Raw records —
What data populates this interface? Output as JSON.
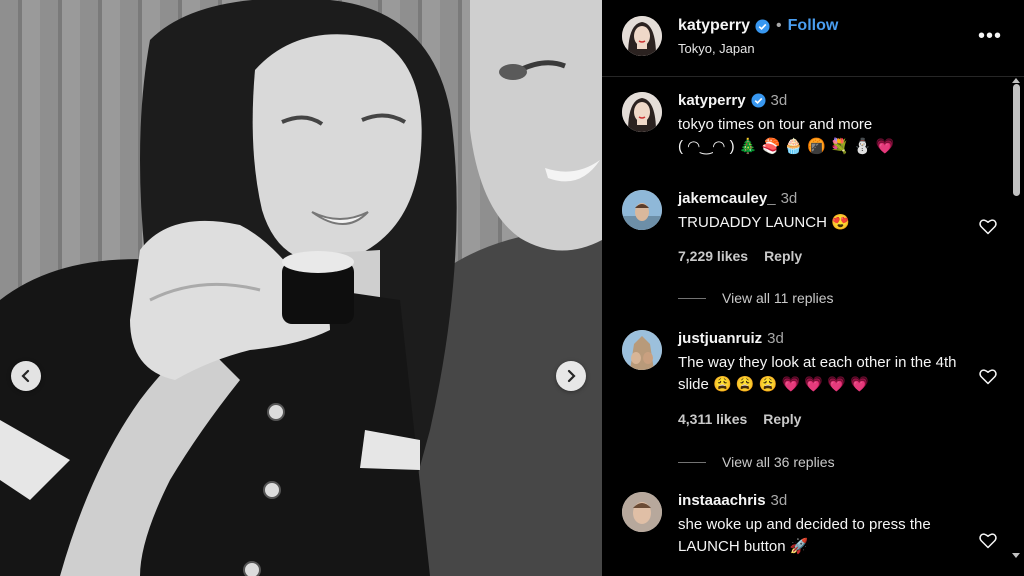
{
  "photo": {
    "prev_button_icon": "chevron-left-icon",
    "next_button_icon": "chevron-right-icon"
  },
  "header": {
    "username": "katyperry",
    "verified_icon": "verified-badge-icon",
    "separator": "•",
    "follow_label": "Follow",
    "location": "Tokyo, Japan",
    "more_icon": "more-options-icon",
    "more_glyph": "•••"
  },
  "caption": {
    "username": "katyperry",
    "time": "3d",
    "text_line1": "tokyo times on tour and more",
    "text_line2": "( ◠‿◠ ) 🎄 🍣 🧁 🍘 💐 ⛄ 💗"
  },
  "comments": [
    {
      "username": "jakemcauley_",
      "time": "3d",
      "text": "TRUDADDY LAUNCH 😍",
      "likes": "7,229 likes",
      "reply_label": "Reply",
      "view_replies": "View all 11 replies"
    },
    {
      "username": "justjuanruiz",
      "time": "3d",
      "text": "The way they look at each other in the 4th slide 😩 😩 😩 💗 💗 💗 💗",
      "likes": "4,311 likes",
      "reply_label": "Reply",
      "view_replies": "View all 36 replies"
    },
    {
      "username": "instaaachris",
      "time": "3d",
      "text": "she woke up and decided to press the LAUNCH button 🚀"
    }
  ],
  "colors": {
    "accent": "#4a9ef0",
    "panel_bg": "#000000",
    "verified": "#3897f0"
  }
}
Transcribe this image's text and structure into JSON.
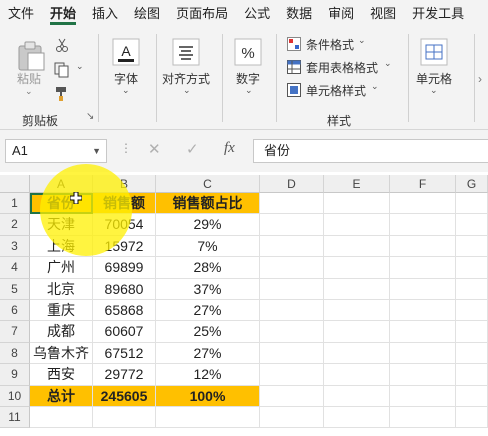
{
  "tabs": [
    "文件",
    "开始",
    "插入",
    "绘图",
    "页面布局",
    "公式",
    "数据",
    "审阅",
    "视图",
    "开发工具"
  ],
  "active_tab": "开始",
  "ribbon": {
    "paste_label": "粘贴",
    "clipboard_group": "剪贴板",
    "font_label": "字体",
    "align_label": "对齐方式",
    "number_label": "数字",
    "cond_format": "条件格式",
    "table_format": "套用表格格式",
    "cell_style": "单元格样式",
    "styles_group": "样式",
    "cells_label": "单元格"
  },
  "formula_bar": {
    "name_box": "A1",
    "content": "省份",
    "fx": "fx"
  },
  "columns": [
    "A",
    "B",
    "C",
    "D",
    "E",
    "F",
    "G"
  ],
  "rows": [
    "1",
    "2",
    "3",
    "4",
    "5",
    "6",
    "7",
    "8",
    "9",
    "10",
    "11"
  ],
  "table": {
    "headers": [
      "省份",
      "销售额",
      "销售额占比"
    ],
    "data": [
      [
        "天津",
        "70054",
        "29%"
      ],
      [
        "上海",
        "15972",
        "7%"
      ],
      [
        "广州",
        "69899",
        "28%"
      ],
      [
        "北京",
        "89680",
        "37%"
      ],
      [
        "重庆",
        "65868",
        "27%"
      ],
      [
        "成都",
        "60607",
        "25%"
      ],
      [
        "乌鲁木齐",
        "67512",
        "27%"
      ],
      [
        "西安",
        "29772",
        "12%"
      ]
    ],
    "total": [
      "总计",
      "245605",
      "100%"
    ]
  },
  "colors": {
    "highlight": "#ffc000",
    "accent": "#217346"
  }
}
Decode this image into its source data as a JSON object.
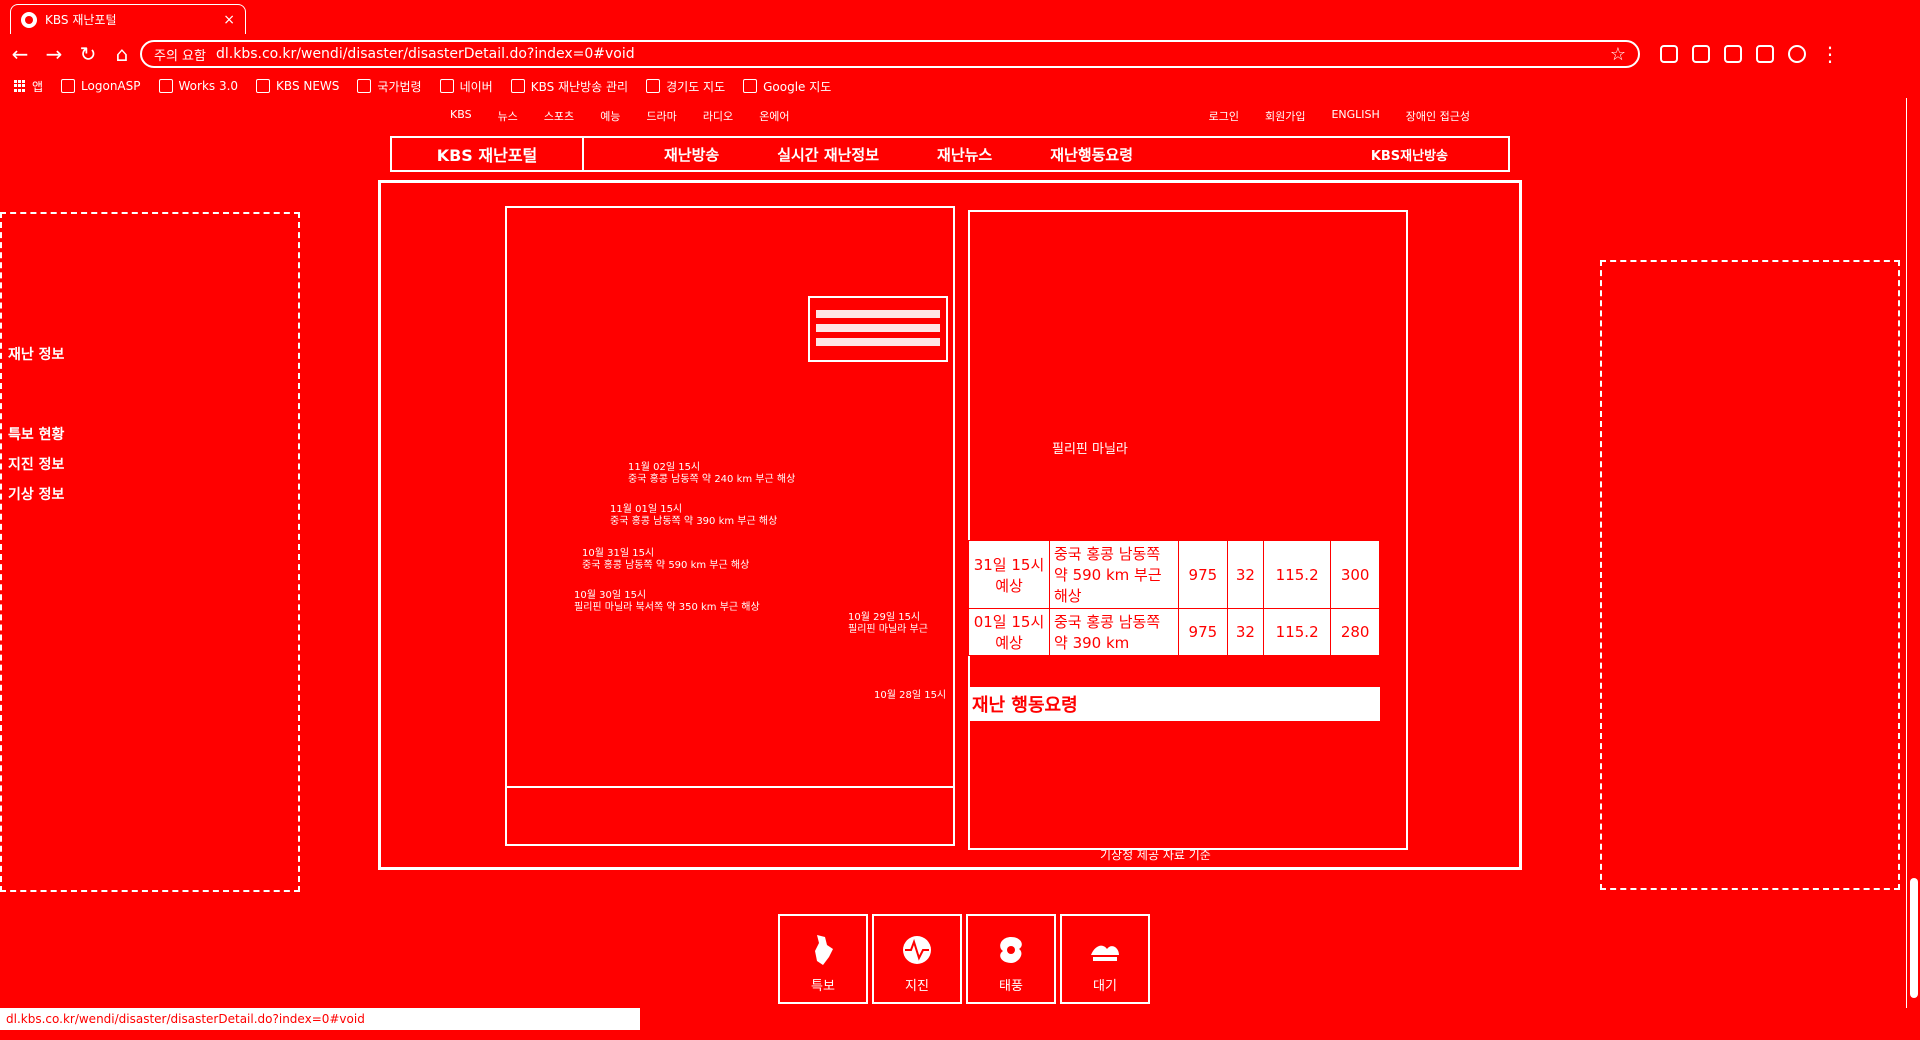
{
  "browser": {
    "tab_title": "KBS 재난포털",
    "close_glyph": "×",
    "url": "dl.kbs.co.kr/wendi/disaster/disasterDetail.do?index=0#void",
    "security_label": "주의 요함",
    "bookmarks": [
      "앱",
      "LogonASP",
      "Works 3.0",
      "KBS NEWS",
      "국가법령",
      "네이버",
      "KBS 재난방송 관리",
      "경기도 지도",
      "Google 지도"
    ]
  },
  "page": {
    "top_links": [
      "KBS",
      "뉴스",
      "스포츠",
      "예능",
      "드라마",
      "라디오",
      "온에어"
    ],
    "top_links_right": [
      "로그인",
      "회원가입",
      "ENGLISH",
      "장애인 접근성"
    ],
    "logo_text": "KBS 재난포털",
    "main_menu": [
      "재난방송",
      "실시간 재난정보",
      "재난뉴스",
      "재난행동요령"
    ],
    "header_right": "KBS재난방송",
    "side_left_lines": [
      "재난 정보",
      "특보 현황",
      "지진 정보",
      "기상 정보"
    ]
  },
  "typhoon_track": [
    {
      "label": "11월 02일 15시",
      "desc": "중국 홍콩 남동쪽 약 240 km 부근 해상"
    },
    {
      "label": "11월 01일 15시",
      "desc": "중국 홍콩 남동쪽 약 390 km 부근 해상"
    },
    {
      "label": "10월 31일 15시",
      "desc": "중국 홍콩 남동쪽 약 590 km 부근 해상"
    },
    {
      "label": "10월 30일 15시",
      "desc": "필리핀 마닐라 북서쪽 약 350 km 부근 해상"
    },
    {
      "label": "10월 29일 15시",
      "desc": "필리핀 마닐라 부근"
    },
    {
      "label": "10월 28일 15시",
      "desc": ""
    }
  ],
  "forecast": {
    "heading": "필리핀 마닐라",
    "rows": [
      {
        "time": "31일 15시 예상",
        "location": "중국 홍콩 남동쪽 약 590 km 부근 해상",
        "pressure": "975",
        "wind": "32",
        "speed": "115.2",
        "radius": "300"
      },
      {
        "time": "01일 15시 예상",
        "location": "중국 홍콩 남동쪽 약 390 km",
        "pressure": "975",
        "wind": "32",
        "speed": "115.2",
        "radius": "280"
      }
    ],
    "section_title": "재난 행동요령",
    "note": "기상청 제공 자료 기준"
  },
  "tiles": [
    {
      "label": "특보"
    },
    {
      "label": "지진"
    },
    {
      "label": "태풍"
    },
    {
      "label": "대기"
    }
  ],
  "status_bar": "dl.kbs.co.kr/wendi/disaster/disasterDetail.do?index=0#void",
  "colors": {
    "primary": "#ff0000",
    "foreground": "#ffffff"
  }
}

Short task —
Omitting all images, retype each line of the records precisely.

In response —
What data populates this interface? Output as JSON.
{
  "photo": {
    "prev_button_icon": "chevron-left-icon",
    "next_button_icon": "chevron-right-icon"
  },
  "header": {
    "username": "katyperry",
    "verified_icon": "verified-badge-icon",
    "separator": "•",
    "follow_label": "Follow",
    "location": "Tokyo, Japan",
    "more_icon": "more-options-icon",
    "more_glyph": "•••"
  },
  "caption": {
    "username": "katyperry",
    "time": "3d",
    "text_line1": "tokyo times on tour and more",
    "text_line2": "( ◠‿◠ ) 🎄 🍣 🧁 🍘 💐 ⛄ 💗"
  },
  "comments": [
    {
      "username": "jakemcauley_",
      "time": "3d",
      "text": "TRUDADDY LAUNCH 😍",
      "likes": "7,229 likes",
      "reply_label": "Reply",
      "view_replies": "View all 11 replies"
    },
    {
      "username": "justjuanruiz",
      "time": "3d",
      "text": "The way they look at each other in the 4th slide 😩 😩 😩 💗 💗 💗 💗",
      "likes": "4,311 likes",
      "reply_label": "Reply",
      "view_replies": "View all 36 replies"
    },
    {
      "username": "instaaachris",
      "time": "3d",
      "text": "she woke up and decided to press the LAUNCH button 🚀"
    }
  ],
  "colors": {
    "accent": "#4a9ef0",
    "panel_bg": "#000000",
    "verified": "#3897f0"
  }
}
Transcribe this image's text and structure into JSON.
{
  "tabs": [
    "文件",
    "开始",
    "插入",
    "绘图",
    "页面布局",
    "公式",
    "数据",
    "审阅",
    "视图",
    "开发工具"
  ],
  "active_tab": "开始",
  "ribbon": {
    "paste_label": "粘贴",
    "clipboard_group": "剪贴板",
    "font_label": "字体",
    "align_label": "对齐方式",
    "number_label": "数字",
    "cond_format": "条件格式",
    "table_format": "套用表格格式",
    "cell_style": "单元格样式",
    "styles_group": "样式",
    "cells_label": "单元格"
  },
  "formula_bar": {
    "name_box": "A1",
    "content": "省份",
    "fx": "fx"
  },
  "columns": [
    "A",
    "B",
    "C",
    "D",
    "E",
    "F",
    "G"
  ],
  "rows": [
    "1",
    "2",
    "3",
    "4",
    "5",
    "6",
    "7",
    "8",
    "9",
    "10",
    "11"
  ],
  "table": {
    "headers": [
      "省份",
      "销售额",
      "销售额占比"
    ],
    "data": [
      [
        "天津",
        "70054",
        "29%"
      ],
      [
        "上海",
        "15972",
        "7%"
      ],
      [
        "广州",
        "69899",
        "28%"
      ],
      [
        "北京",
        "89680",
        "37%"
      ],
      [
        "重庆",
        "65868",
        "27%"
      ],
      [
        "成都",
        "60607",
        "25%"
      ],
      [
        "乌鲁木齐",
        "67512",
        "27%"
      ],
      [
        "西安",
        "29772",
        "12%"
      ]
    ],
    "total": [
      "总计",
      "245605",
      "100%"
    ]
  },
  "colors": {
    "highlight": "#ffc000",
    "accent": "#217346"
  }
}
Decode this image into its source data as a JSON object.
{
  "browser": {
    "tab_title": "KBS 재난포털",
    "close_glyph": "×",
    "url": "dl.kbs.co.kr/wendi/disaster/disasterDetail.do?index=0#void",
    "security_label": "주의 요함",
    "bookmarks": [
      "앱",
      "LogonASP",
      "Works 3.0",
      "KBS NEWS",
      "국가법령",
      "네이버",
      "KBS 재난방송 관리",
      "경기도 지도",
      "Google 지도"
    ]
  },
  "page": {
    "top_links": [
      "KBS",
      "뉴스",
      "스포츠",
      "예능",
      "드라마",
      "라디오",
      "온에어"
    ],
    "top_links_right": [
      "로그인",
      "회원가입",
      "ENGLISH",
      "장애인 접근성"
    ],
    "logo_text": "KBS 재난포털",
    "main_menu": [
      "재난방송",
      "실시간 재난정보",
      "재난뉴스",
      "재난행동요령"
    ],
    "header_right": "KBS재난방송",
    "side_left_lines": [
      "재난 정보",
      "특보 현황",
      "지진 정보",
      "기상 정보"
    ]
  },
  "typhoon_track": [
    {
      "label": "11월 02일 15시",
      "desc": "중국 홍콩 남동쪽 약 240 km 부근 해상"
    },
    {
      "label": "11월 01일 15시",
      "desc": "중국 홍콩 남동쪽 약 390 km 부근 해상"
    },
    {
      "label": "10월 31일 15시",
      "desc": "중국 홍콩 남동쪽 약 590 km 부근 해상"
    },
    {
      "label": "10월 30일 15시",
      "desc": "필리핀 마닐라 북서쪽 약 350 km 부근 해상"
    },
    {
      "label": "10월 29일 15시",
      "desc": "필리핀 마닐라 부근"
    },
    {
      "label": "10월 28일 15시",
      "desc": ""
    }
  ],
  "forecast": {
    "heading": "필리핀 마닐라",
    "rows": [
      {
        "time": "31일 15시 예상",
        "location": "중국 홍콩 남동쪽 약 590 km 부근 해상",
        "pressure": "975",
        "wind": "32",
        "speed": "115.2",
        "radius": "300"
      },
      {
        "time": "01일 15시 예상",
        "location": "중국 홍콩 남동쪽 약 390 km",
        "pressure": "975",
        "wind": "32",
        "speed": "115.2",
        "radius": "280"
      }
    ],
    "section_title": "재난 행동요령",
    "note": "기상청 제공 자료 기준"
  },
  "tiles": [
    {
      "label": "특보"
    },
    {
      "label": "지진"
    },
    {
      "label": "태풍"
    },
    {
      "label": "대기"
    }
  ],
  "status_bar": "dl.kbs.co.kr/wendi/disaster/disasterDetail.do?index=0#void",
  "colors": {
    "primary": "#ff0000",
    "foreground": "#ffffff"
  }
}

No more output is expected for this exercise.